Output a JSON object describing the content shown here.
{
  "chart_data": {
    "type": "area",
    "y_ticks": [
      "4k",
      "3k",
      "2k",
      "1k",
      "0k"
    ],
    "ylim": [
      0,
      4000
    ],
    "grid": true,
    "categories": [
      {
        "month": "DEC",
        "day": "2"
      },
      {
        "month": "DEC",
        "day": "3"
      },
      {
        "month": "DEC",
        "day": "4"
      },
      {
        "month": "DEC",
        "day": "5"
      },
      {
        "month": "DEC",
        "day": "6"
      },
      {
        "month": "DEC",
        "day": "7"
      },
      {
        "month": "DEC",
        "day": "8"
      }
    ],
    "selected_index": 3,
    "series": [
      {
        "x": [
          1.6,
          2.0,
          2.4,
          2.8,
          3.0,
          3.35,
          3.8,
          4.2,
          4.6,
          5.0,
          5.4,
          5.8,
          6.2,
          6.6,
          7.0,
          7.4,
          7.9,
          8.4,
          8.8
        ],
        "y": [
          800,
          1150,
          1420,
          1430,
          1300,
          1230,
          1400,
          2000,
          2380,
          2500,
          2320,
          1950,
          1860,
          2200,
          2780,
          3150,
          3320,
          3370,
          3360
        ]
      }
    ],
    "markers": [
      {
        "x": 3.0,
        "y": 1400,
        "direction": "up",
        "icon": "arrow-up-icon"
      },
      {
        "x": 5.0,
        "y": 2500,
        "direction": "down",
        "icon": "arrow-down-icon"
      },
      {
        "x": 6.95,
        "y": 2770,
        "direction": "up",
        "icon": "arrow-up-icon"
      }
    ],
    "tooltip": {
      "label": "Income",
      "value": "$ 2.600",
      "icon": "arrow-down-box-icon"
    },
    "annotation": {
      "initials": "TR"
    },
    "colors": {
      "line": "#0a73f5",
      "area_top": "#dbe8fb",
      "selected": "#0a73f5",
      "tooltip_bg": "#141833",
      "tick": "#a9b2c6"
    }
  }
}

=== Task ===
Output the full listing exactly as it stands.

=== Expected answer ===
Output a JSON object describing the content shown here.
{
  "chart_data": {
    "type": "area",
    "y_ticks": [
      "4k",
      "3k",
      "2k",
      "1k",
      "0k"
    ],
    "ylim": [
      0,
      4000
    ],
    "grid": true,
    "categories": [
      {
        "month": "DEC",
        "day": "2"
      },
      {
        "month": "DEC",
        "day": "3"
      },
      {
        "month": "DEC",
        "day": "4"
      },
      {
        "month": "DEC",
        "day": "5"
      },
      {
        "month": "DEC",
        "day": "6"
      },
      {
        "month": "DEC",
        "day": "7"
      },
      {
        "month": "DEC",
        "day": "8"
      }
    ],
    "selected_index": 3,
    "series": [
      {
        "x": [
          1.6,
          2.0,
          2.4,
          2.8,
          3.0,
          3.35,
          3.8,
          4.2,
          4.6,
          5.0,
          5.4,
          5.8,
          6.2,
          6.6,
          7.0,
          7.4,
          7.9,
          8.4,
          8.8
        ],
        "y": [
          800,
          1150,
          1420,
          1430,
          1300,
          1230,
          1400,
          2000,
          2380,
          2500,
          2320,
          1950,
          1860,
          2200,
          2780,
          3150,
          3320,
          3370,
          3360
        ]
      }
    ],
    "markers": [
      {
        "x": 3.0,
        "y": 1400,
        "direction": "up",
        "icon": "arrow-up-icon"
      },
      {
        "x": 5.0,
        "y": 2500,
        "direction": "down",
        "icon": "arrow-down-icon"
      },
      {
        "x": 6.95,
        "y": 2770,
        "direction": "up",
        "icon": "arrow-up-icon"
      }
    ],
    "tooltip": {
      "label": "Income",
      "value": "$ 2.600",
      "icon": "arrow-down-box-icon"
    },
    "annotation": {
      "initials": "TR"
    },
    "colors": {
      "line": "#0a73f5",
      "area_top": "#dbe8fb",
      "selected": "#0a73f5",
      "tooltip_bg": "#141833",
      "tick": "#a9b2c6"
    }
  }
}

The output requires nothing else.